Every line that contains the word "occured" should be copied out.
[start SOURCE RECORDS]
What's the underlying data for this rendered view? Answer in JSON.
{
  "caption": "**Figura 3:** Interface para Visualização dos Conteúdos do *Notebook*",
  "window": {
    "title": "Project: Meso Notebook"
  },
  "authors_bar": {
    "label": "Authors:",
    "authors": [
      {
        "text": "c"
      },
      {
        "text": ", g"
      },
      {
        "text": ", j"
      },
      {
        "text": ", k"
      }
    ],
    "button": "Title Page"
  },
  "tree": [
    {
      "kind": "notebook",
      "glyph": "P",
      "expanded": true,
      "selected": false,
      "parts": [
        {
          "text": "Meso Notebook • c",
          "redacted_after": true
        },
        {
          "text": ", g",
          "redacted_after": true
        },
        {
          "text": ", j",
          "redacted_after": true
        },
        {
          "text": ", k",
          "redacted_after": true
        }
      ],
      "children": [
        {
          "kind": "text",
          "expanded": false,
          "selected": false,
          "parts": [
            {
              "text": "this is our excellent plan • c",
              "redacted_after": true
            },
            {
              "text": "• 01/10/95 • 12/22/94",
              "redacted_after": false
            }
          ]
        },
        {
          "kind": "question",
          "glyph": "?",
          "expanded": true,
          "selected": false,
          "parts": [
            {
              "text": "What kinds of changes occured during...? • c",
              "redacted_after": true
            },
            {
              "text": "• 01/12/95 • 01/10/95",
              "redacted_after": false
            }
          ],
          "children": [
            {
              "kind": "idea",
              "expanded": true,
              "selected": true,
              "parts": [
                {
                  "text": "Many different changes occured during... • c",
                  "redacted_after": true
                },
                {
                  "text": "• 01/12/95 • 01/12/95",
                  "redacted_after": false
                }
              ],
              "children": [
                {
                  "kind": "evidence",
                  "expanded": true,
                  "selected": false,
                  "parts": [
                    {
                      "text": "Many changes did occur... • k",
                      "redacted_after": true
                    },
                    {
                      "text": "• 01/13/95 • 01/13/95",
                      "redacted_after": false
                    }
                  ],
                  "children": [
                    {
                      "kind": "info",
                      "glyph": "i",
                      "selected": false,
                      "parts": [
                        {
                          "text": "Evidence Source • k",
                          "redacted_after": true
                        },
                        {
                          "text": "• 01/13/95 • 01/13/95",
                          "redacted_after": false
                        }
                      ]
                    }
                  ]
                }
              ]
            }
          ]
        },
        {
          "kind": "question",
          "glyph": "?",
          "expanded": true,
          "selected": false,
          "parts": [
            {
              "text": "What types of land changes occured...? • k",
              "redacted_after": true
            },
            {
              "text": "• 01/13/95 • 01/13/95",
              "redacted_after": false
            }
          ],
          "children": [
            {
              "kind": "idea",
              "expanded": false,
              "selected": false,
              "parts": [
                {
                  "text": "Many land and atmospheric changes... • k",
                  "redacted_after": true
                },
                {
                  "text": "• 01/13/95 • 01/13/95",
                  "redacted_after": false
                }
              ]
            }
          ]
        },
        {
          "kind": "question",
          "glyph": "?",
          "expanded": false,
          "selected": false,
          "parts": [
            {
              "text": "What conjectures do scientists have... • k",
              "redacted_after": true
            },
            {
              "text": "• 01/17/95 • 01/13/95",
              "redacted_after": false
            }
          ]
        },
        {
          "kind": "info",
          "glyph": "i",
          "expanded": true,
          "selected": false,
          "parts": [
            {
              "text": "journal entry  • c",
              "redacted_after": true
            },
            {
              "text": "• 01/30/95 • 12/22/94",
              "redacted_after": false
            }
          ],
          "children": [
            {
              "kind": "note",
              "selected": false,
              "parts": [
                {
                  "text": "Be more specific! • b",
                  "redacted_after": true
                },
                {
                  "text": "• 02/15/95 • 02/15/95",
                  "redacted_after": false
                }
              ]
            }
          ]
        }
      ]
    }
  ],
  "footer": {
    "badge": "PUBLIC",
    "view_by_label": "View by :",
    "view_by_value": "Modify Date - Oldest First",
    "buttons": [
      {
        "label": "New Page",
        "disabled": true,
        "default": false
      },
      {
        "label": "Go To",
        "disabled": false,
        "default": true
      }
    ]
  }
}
[end SOURCE RECORDS]
* _ANSWER TO THE TASK_:
              "text": "What kinds of changes occured during...? • c",
                  "text": "Many different changes occured during... • c",
              "text": "What types of land changes occured...? • k",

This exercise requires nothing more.